Our sink came loose from the wall.

I tried to reattach it.

With plaster.

This led to my cousin, a plumber, dubbing my former abode as "The house that Alan built" (for that is me).
(, Mon 7 Apr 2008, 19:23, Reply)
Lots of memories
are being brought up by other stories today.....

Many of my QOTW posts always seem to involve the lady I unfortunately found myself married to a few years ago. At least one thing came out of that bit of my life, I have an abundance of QOTW answers.

She was a lovely lass. Well..... not lovely.......one of her more endearing qualities was her pig headed stubbornness. She was very pretty but, in hindsight, an utter bitch. She was not, bless her, the brightest spark, but point blankly refused to accept any advice from anyone...... nay, further than that, offering advice would often be received with a hail of abuse in the "What am I, stupid?" line. (Replying "yes, you are" often got me in trouble tee-hee)

My dad, on the other hand, believes that no-one else in the world has any brains whatsoever, and everything that can go wrong, will go wrong. To this day, every time he leaves the house, everything must be unpugged and I have to be reminded *every* *single* *time* to do the same or the house will burn down. Needless to say, he can come across as quite patronising at times.

You can see, then, how things could go wrong when these 2 characters collided. My dad's a gentle soul, and takes things to heart easily, but he never learned to just let the pig-headed twat make her own errors.

Fortunately, as it turned out.

On leaving the house one day, I heard her shouting and bawling in the kitchen. She had the lawnmower out of the shed, and my dad, having been passing by walking the dog, had seen her and immediately went home and returned with a circuit breaker. This was WRONG!

How stupid did he think she was? She was a trained nurse, a GRADUATE with letters after her name! Cutting the grass was not above her vast intellect. My dad looked very hurt, but insisted on putting the circuit breaker in the socket, much to her very vocal disgust.

■ ■ ■ ■

WHAT YOU WILL DO:
Answer these questions from the source passage above:
1. What material did the writer use in trying to reattach the sink?
2. What is the occupation of the writer's cousin?
3. What did the writer's dad go home and bring back after seeing the lawnmower out of the shed?

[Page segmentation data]
■ ■ ■ ■

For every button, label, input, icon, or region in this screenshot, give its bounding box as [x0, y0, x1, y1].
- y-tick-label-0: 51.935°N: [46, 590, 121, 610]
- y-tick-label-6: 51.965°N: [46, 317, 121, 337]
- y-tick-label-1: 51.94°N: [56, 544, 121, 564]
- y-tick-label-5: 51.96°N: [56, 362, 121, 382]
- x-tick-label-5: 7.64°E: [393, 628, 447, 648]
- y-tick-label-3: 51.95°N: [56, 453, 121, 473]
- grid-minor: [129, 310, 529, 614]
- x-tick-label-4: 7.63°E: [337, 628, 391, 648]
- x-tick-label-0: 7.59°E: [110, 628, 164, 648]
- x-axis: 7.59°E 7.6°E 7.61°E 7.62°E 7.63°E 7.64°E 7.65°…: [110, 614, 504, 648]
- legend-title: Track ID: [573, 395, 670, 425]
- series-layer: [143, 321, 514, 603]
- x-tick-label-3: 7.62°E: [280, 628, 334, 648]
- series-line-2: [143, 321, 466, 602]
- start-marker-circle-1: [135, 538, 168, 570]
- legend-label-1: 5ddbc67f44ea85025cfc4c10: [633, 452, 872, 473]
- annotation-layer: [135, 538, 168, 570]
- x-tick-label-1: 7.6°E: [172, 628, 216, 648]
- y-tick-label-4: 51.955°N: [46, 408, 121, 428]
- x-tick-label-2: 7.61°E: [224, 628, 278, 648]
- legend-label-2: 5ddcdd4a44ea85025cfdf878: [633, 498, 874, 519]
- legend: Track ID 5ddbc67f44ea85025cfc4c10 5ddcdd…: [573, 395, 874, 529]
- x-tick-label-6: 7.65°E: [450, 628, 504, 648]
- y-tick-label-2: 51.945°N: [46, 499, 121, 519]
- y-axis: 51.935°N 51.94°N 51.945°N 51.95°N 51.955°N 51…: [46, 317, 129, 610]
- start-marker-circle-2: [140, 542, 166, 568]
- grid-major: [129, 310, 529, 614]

■ ■ ■ ■

EXERCISE OUTPUT:
1. Plaster.
2. He is a plumber.
3. A circuit breaker.